Go through the material below and count the lines with the string "Emilia"; the number is the whole answer.

*Input material*:

◇ ◇ ◇

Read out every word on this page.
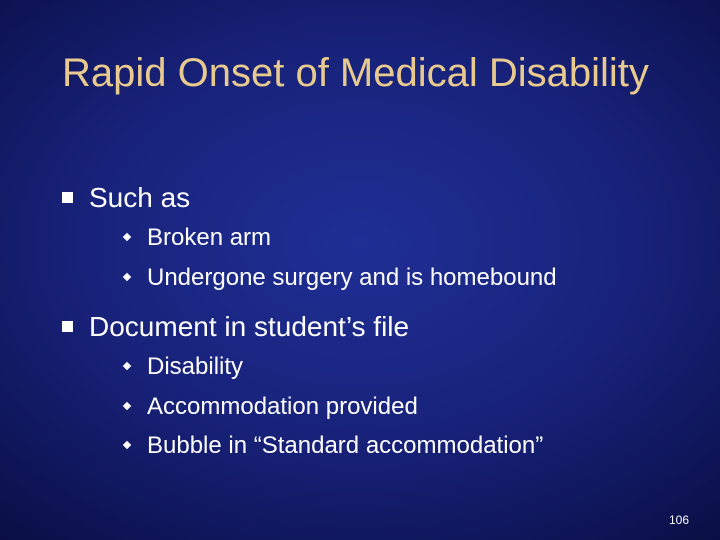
Rapid Onset of Medical Disability
Such as
Broken arm
Undergone surgery and is homebound
Document in student’s file
Disability
Accommodation provided
Bubble in “Standard accommodation”
106
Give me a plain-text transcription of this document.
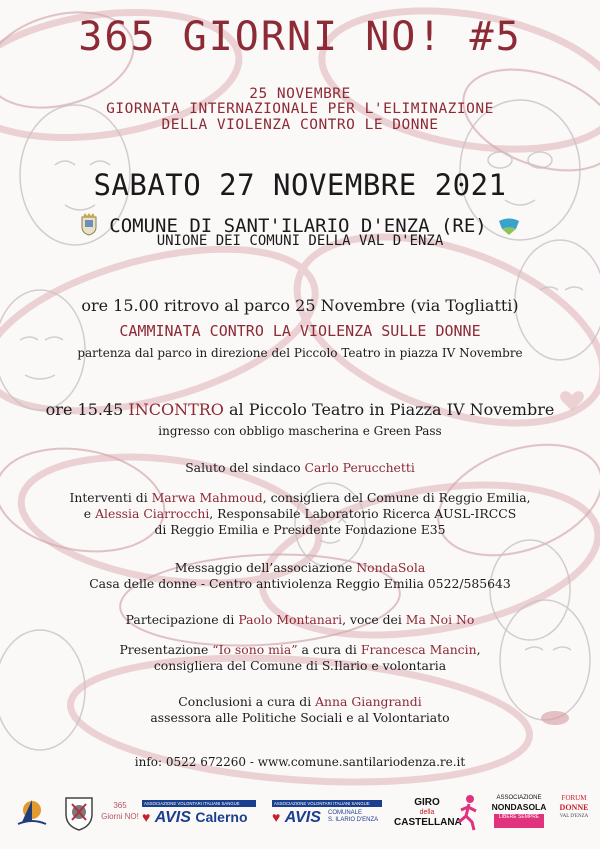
365 GIORNI NO! #5
25 NOVEMBRE
GIORNATA INTERNAZIONALE PER L'ELIMINAZIONE
DELLA VIOLENZA CONTRO LE DONNE
SABATO 27 NOVEMBRE 2021
COMUNE DI SANT'ILARIO D'ENZA (RE)
UNIONE DEI COMUNI DELLA VAL D'ENZA
ore 15.00 ritrovo al parco 25 Novembre (via Togliatti)
CAMMINATA CONTRO LA VIOLENZA SULLE DONNE
partenza dal parco in direzione del Piccolo Teatro in piazza IV Novembre
ore 15.45 INCONTRO al Piccolo Teatro in Piazza IV Novembre
ingresso con obbligo mascherina e Green Pass
Saluto del sindaco Carlo Perucchetti
Interventi di Marwa Mahmoud, consigliera del Comune di Reggio Emilia,
e Alessia Ciarrocchi, Responsabile Laboratorio Ricerca AUSL-IRCCS
di Reggio Emilia e Presidente Fondazione E35
Messaggio dell’associazione NondaSola
Casa delle donne - Centro antiviolenza Reggio Emilia 0522/585643
Partecipazione di Paolo Montanari, voce dei Ma Noi No
Presentazione “Io sono mia” a cura di Francesca Mancin,
consigliera del Comune di S.Ilario e volontaria
Conclusioni a cura di Anna Giangrandi
assessora alle Politiche Sociali e al Volontariato
info: 0522 672260 - www.comune.santilariodenza.re.it
365
Giorni NO!
ASSOCIAZIONE VOLONTARI ITALIANI SANGUE
♥ AVIS Calerno
ASSOCIAZIONE VOLONTARI ITALIANI SANGUE
♥ AVIS COMUNALE
S. ILARIO D'ENZA
GIRO
della
CASTELLANA
ASSOCIAZIONE
NONDASOLA
LIBERE SEMPRE
FORUM
DONNE
VAL D'ENZA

◇ ◇ ◇

*Written reply*: 3